--- GIVEN REQUEST ---
Report how many lines of the records below include the word "Windows". Give nothing but the number.

****************

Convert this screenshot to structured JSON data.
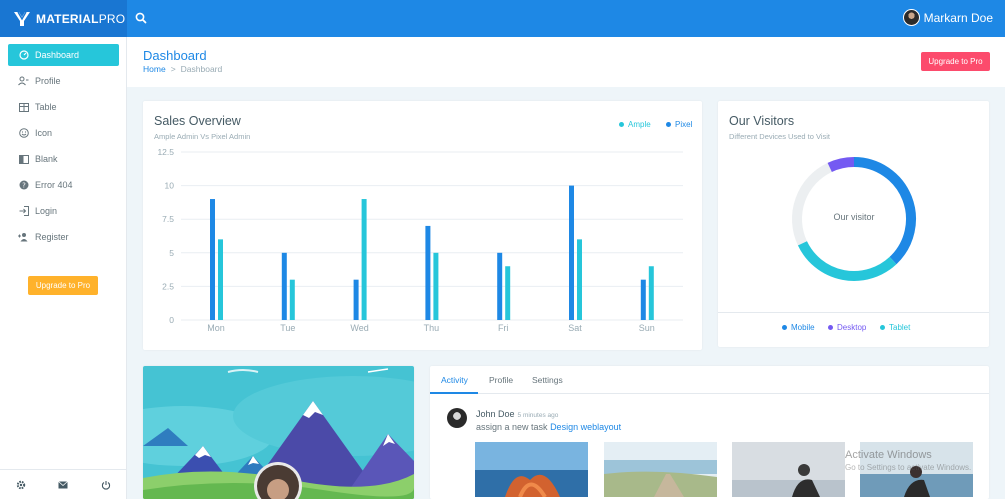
{
  "brand": {
    "bold": "MATERIAL",
    "light": "PRO"
  },
  "topbar": {
    "user_name": "Markarn Doe"
  },
  "sidebar": {
    "items": [
      {
        "label": "Dashboard",
        "icon": "dashboard-icon"
      },
      {
        "label": "Profile",
        "icon": "user-icon"
      },
      {
        "label": "Table",
        "icon": "table-icon"
      },
      {
        "label": "Icon",
        "icon": "smile-icon"
      },
      {
        "label": "Blank",
        "icon": "book-icon"
      },
      {
        "label": "Error 404",
        "icon": "help-icon"
      },
      {
        "label": "Login",
        "icon": "login-icon"
      },
      {
        "label": "Register",
        "icon": "register-icon"
      }
    ],
    "upgrade_label": "Upgrade to Pro"
  },
  "header": {
    "title": "Dashboard",
    "crumb_home": "Home",
    "crumb_sep": ">",
    "crumb_current": "Dashboard",
    "upgrade_label": "Upgrade to Pro"
  },
  "sales": {
    "title": "Sales Overview",
    "subtitle": "Ample Admin Vs Pixel Admin",
    "legend": [
      {
        "name": "Ample",
        "color": "#26c6da"
      },
      {
        "name": "Pixel",
        "color": "#1e88e5"
      }
    ]
  },
  "chart_data": {
    "type": "bar",
    "categories": [
      "Mon",
      "Tue",
      "Wed",
      "Thu",
      "Fri",
      "Sat",
      "Sun"
    ],
    "series": [
      {
        "name": "Pixel",
        "color": "#1e88e5",
        "values": [
          9,
          5,
          3,
          7,
          5,
          10,
          3
        ]
      },
      {
        "name": "Ample",
        "color": "#26c6da",
        "values": [
          6,
          3,
          9,
          5,
          4,
          6,
          4
        ]
      }
    ],
    "yticks": [
      "0",
      "2.5",
      "5",
      "7.5",
      "10",
      "12.5"
    ],
    "ylim": [
      0,
      12.5
    ],
    "grid": true
  },
  "visitors": {
    "title": "Our Visitors",
    "subtitle": "Different Devices Used to Visit",
    "center_label": "Our visitor",
    "segments": [
      {
        "name": "Mobile",
        "color": "#1e88e5",
        "value": 38
      },
      {
        "name": "Tablet",
        "color": "#26c6da",
        "value": 30
      },
      {
        "name": "Background",
        "color": "#eceff1",
        "value": 25
      },
      {
        "name": "Desktop",
        "color": "#745af2",
        "value": 7
      }
    ],
    "legend": [
      {
        "name": "Mobile",
        "color": "#1e88e5"
      },
      {
        "name": "Desktop",
        "color": "#745af2"
      },
      {
        "name": "Tablet",
        "color": "#26c6da"
      }
    ]
  },
  "activity": {
    "tabs": [
      "Activity",
      "Profile",
      "Settings"
    ],
    "user": "John Doe",
    "time": "5 minutes ago",
    "task_prefix": "assign a new task",
    "task_link": "Design weblayout"
  },
  "os_watermark": {
    "line1": "Activate Windows",
    "line2": "Go to Settings to activate Windows."
  }
}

****************

--- FINISHED EXERCISE ---
2